YOUR OBJECTIVE: For every line in the data below that contains "however", copy the line.

====

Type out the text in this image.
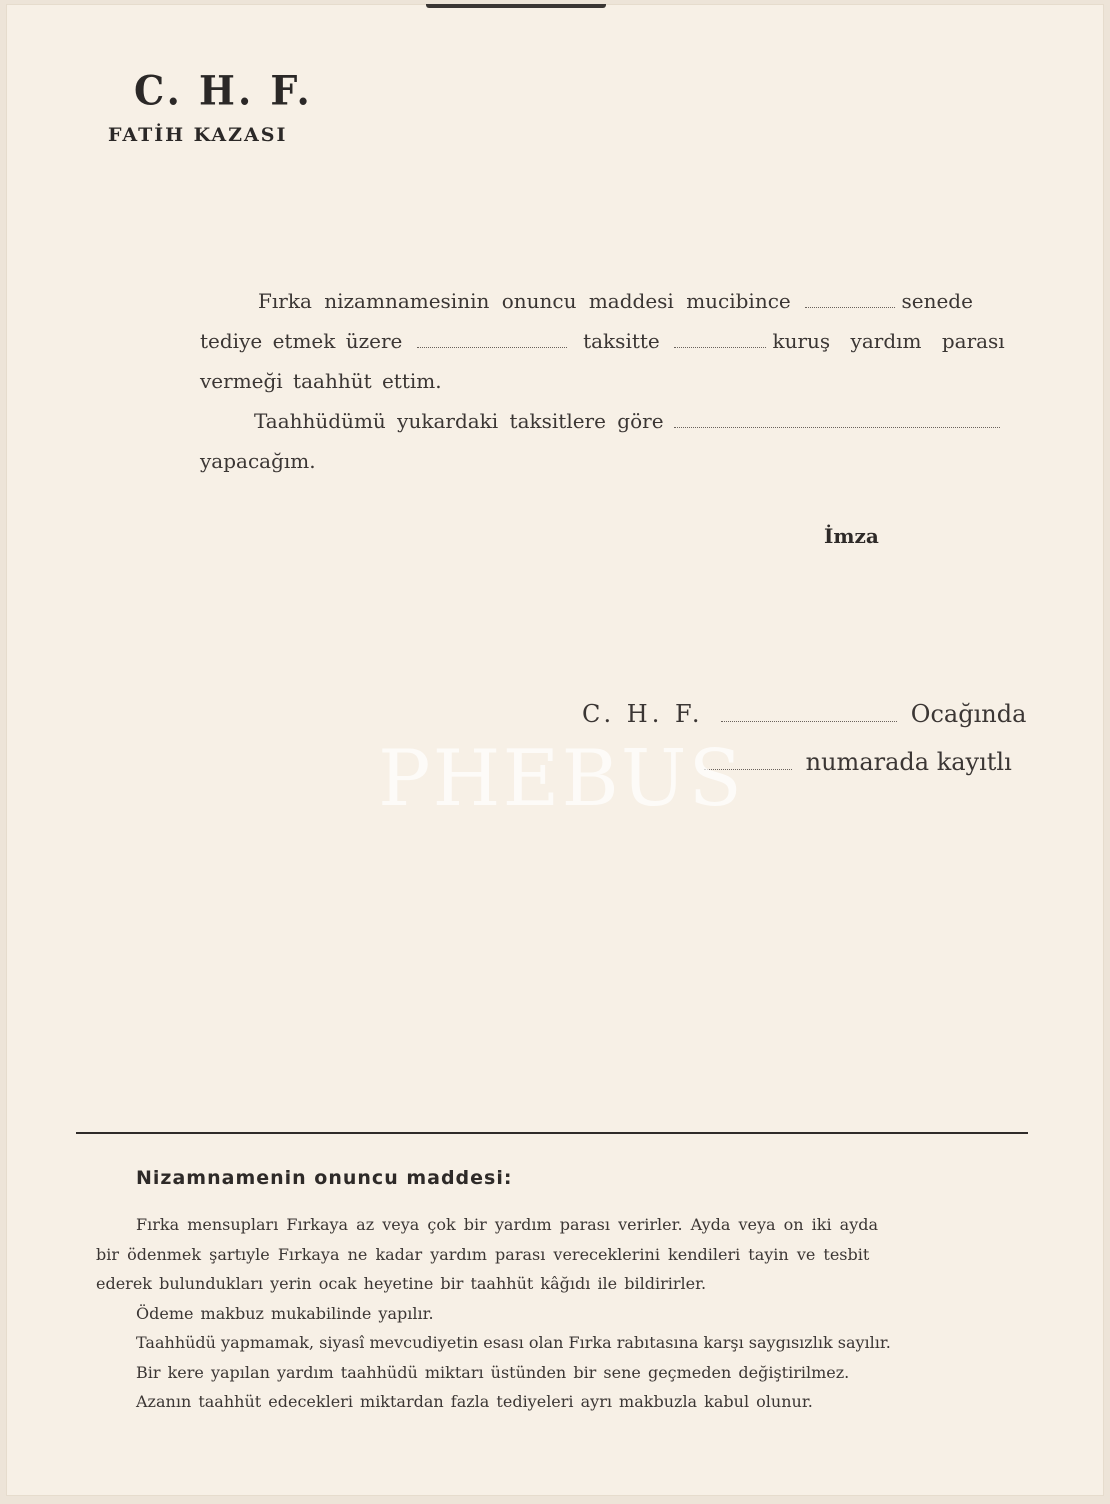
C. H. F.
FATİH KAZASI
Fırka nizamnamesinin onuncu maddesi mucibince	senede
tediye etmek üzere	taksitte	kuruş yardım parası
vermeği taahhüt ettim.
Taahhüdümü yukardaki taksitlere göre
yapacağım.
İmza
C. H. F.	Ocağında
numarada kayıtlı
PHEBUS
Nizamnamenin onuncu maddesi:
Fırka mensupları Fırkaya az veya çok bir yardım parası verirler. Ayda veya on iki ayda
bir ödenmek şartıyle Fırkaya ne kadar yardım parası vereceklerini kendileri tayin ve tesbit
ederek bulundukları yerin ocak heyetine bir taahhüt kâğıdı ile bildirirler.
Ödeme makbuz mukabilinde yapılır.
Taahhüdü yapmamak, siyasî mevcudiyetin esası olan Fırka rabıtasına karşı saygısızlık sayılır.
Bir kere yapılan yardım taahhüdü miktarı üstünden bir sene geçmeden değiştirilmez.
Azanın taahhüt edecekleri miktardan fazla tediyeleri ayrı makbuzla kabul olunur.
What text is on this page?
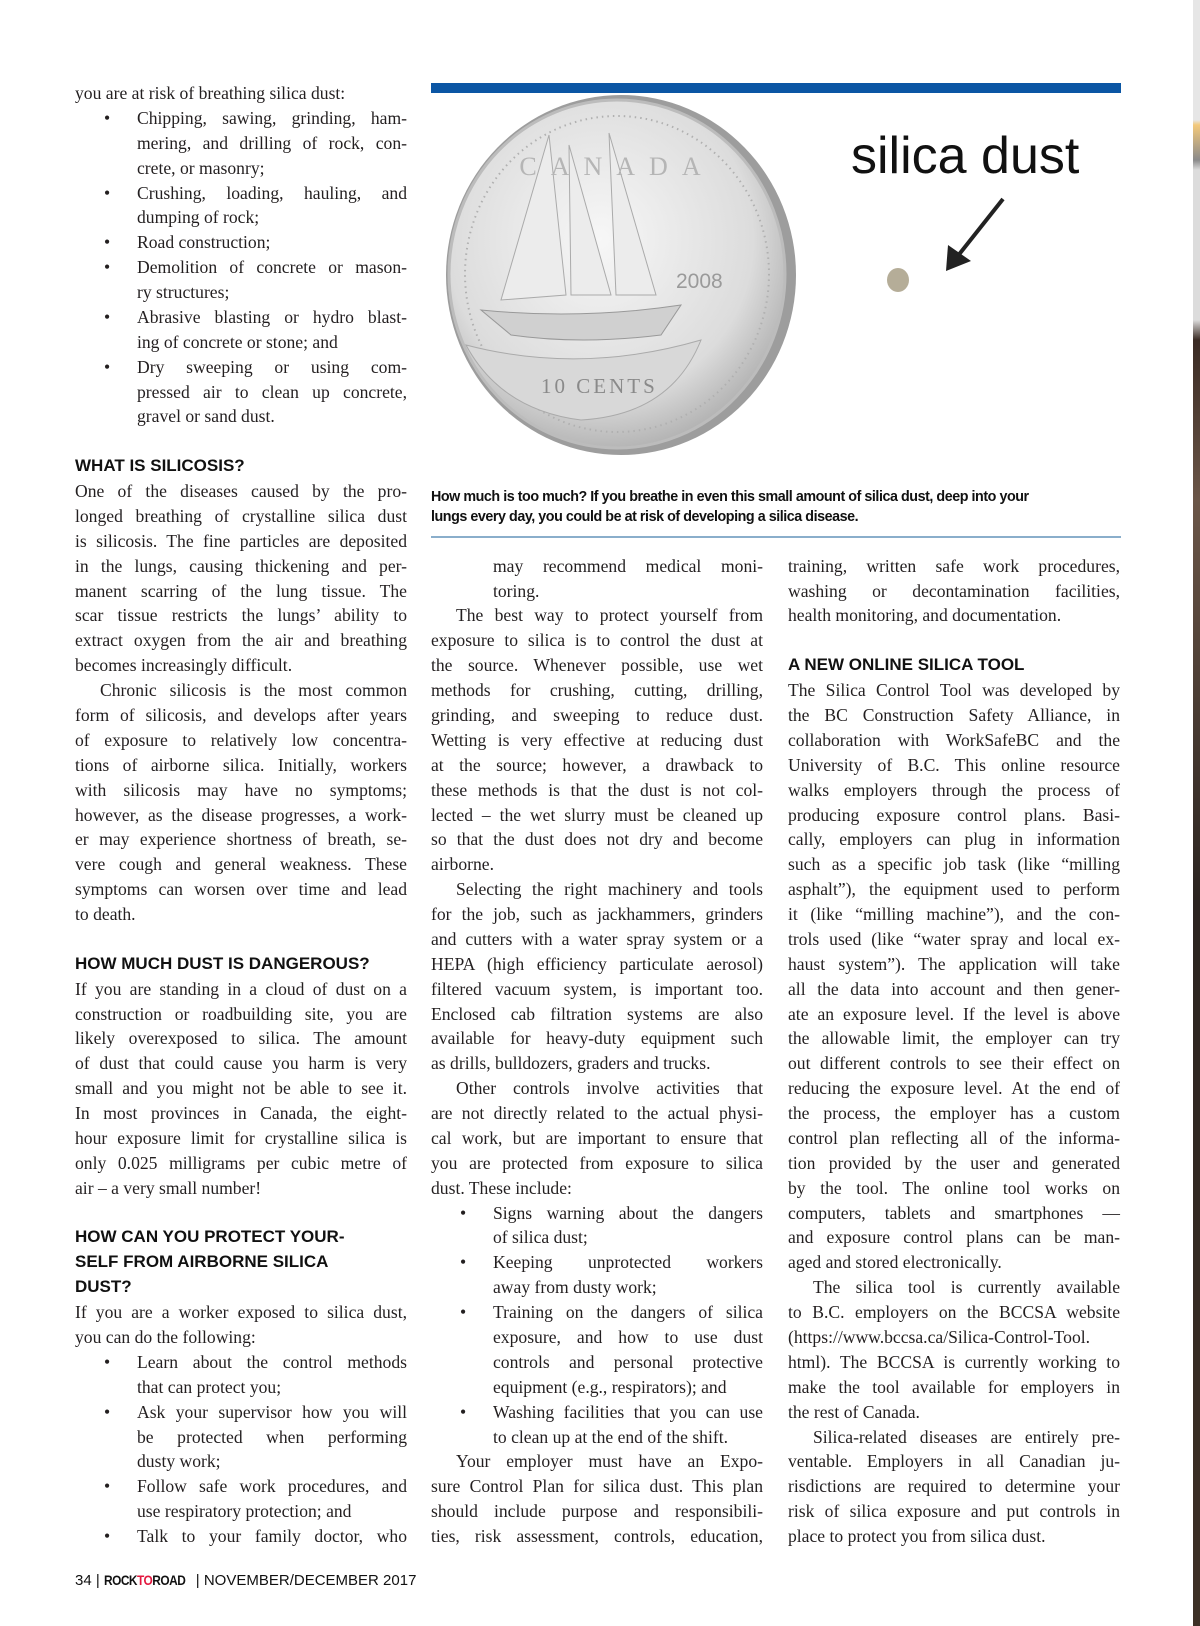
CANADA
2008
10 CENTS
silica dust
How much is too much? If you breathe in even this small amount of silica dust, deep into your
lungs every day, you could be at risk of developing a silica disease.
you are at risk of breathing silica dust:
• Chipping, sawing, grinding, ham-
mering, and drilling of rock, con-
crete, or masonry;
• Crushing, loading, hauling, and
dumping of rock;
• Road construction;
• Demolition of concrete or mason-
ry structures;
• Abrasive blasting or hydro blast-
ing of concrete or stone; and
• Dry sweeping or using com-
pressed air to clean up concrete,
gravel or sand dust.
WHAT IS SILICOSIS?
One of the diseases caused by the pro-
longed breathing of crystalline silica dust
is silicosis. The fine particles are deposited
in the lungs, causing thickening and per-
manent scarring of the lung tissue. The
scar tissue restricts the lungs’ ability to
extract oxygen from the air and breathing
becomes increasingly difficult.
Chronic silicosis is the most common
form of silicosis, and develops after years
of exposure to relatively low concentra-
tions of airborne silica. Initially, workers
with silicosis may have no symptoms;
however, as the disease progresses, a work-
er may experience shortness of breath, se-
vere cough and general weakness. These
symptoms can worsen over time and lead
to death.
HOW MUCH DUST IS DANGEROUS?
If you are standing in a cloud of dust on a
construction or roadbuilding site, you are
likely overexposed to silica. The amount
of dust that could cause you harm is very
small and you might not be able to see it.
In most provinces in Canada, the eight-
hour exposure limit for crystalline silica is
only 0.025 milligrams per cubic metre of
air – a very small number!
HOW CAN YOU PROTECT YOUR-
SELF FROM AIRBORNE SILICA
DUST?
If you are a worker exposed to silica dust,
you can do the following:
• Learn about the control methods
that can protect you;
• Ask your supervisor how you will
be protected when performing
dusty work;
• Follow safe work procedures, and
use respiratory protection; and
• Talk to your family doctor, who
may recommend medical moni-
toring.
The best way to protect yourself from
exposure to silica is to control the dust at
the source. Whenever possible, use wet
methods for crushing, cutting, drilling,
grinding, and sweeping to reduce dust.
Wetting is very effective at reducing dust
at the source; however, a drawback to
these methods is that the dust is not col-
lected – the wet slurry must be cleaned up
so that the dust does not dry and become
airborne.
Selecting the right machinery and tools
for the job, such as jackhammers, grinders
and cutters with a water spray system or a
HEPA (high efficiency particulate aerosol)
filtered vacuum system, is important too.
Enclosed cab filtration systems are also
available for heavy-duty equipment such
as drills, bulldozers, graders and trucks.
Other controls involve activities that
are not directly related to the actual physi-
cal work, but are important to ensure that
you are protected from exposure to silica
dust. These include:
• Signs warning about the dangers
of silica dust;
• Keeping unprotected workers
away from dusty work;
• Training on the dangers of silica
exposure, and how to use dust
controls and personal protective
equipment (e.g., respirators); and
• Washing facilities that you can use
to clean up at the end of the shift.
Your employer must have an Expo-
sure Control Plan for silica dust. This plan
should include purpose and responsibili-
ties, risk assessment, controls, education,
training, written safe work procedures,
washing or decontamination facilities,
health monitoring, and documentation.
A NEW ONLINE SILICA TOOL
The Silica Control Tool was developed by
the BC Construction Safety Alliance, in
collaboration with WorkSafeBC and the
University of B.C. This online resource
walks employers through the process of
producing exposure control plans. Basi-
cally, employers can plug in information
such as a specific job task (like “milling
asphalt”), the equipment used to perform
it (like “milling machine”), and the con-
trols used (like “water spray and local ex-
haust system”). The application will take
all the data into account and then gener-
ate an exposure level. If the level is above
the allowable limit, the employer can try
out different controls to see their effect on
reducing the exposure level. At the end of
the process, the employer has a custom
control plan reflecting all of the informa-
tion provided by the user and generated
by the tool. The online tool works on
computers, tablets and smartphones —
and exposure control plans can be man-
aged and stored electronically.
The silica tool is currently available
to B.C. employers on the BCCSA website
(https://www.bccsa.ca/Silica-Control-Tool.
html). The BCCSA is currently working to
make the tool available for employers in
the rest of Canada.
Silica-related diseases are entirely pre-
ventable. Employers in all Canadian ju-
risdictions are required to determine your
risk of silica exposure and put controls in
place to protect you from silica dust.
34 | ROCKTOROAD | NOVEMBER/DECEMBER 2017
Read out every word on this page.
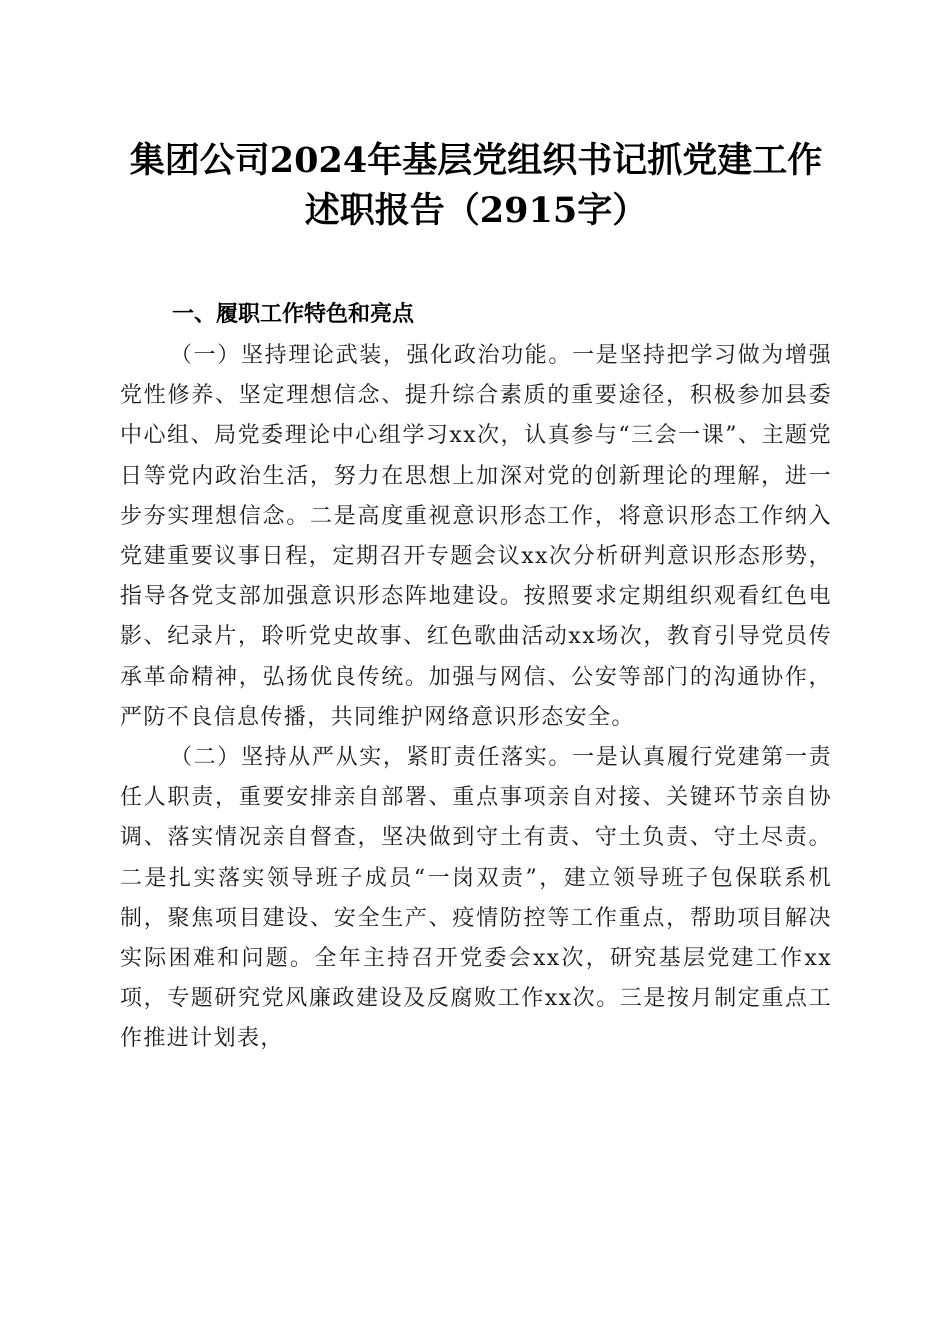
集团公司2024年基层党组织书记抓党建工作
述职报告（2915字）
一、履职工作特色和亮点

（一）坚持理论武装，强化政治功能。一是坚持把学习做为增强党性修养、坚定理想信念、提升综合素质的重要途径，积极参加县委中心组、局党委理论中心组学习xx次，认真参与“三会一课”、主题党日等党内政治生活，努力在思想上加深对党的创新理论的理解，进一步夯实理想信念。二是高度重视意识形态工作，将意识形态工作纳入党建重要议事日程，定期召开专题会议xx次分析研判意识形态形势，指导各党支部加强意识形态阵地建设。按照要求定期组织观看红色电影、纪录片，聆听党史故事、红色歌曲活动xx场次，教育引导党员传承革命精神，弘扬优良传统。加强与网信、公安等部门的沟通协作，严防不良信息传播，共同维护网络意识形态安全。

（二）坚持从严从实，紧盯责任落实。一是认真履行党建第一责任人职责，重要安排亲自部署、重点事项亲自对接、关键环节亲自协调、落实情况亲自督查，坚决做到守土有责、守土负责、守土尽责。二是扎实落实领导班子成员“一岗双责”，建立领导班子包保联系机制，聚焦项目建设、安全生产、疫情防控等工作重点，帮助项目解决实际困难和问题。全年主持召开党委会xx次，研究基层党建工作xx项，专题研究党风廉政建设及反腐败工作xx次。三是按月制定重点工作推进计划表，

====

COMPLETE RESPONSE:
however, as the disease progresses, a work-
at the source; however, a drawback to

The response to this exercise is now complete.